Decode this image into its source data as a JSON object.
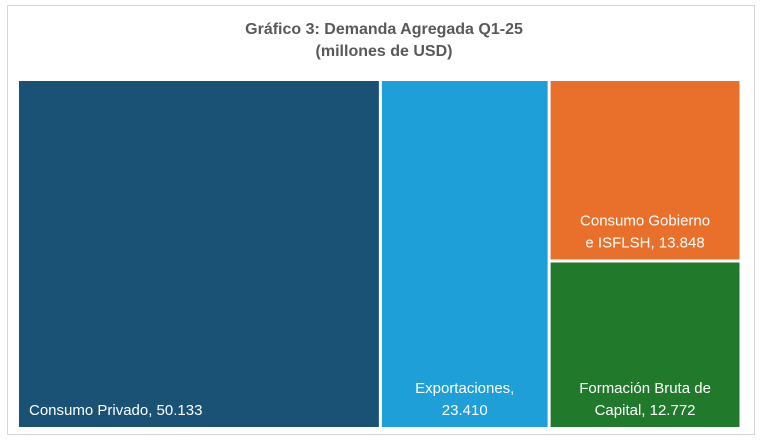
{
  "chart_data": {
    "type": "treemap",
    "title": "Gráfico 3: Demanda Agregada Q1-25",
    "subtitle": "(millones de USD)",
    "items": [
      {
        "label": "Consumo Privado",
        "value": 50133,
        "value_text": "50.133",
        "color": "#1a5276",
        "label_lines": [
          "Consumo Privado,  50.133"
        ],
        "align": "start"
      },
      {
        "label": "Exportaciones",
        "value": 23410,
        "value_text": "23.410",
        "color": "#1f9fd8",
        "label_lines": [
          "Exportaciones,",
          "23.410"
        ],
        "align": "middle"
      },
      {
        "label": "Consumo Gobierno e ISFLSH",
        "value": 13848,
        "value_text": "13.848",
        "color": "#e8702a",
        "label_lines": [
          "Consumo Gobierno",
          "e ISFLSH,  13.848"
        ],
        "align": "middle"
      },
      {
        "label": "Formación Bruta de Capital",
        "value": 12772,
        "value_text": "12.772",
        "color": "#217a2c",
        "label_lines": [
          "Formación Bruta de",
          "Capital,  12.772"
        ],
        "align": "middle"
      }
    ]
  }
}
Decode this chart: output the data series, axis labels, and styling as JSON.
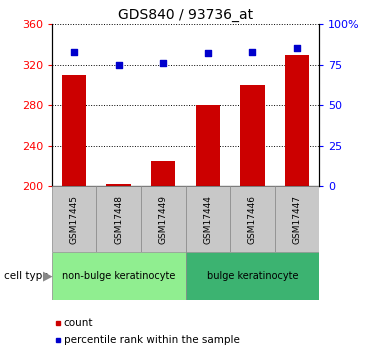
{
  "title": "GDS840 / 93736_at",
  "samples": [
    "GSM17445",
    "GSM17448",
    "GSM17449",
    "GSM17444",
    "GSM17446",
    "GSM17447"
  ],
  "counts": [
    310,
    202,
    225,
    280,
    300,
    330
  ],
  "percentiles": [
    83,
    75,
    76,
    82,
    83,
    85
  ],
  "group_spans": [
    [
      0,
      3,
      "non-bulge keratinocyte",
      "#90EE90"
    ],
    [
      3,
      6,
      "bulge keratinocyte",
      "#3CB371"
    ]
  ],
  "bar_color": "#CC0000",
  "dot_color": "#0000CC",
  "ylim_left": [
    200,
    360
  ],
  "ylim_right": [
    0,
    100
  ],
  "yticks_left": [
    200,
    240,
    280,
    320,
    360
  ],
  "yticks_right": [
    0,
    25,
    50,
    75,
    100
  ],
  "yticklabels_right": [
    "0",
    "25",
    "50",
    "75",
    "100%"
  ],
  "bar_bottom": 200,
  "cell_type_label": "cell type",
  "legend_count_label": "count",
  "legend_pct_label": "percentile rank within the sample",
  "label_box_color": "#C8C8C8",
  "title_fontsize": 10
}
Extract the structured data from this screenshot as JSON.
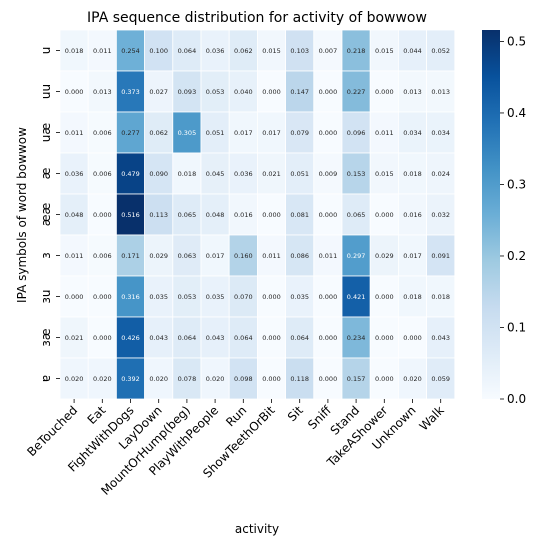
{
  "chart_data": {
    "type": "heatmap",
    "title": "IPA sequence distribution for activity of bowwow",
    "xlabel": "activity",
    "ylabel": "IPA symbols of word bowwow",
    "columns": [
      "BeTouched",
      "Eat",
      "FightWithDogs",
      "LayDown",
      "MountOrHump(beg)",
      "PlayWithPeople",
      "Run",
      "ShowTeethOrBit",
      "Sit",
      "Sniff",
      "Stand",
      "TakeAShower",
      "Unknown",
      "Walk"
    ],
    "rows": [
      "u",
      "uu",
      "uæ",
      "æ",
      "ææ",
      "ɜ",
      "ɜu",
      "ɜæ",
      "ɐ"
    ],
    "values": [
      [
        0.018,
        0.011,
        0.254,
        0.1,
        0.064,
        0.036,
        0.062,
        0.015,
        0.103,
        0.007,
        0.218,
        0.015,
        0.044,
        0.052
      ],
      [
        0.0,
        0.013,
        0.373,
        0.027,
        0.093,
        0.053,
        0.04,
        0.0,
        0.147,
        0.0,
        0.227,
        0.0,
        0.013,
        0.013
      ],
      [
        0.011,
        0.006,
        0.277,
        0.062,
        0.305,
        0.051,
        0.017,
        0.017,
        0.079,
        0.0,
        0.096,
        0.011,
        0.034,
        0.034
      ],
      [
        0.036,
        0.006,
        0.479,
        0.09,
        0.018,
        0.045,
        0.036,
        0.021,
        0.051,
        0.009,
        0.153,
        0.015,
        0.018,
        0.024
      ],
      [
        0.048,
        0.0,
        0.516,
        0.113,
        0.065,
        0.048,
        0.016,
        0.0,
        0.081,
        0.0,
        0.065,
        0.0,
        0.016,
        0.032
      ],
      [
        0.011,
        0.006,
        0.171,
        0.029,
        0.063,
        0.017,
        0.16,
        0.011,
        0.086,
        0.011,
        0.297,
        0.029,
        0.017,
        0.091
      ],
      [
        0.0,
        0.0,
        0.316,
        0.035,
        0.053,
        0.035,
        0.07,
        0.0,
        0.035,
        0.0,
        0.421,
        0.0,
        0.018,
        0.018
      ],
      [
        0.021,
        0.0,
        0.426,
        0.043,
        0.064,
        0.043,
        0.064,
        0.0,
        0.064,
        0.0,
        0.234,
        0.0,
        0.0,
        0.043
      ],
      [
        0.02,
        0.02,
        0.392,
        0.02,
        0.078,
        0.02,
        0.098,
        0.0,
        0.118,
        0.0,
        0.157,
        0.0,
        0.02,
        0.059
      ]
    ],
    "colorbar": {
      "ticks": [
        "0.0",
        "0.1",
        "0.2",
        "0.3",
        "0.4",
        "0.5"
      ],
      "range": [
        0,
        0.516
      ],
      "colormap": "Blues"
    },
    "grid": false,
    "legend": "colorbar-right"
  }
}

◆ What you are asked to do: Looking back at the lines above, state how many contain the word "Decode", and supply nothing besides the number.

◆ Solution for this exercise: 2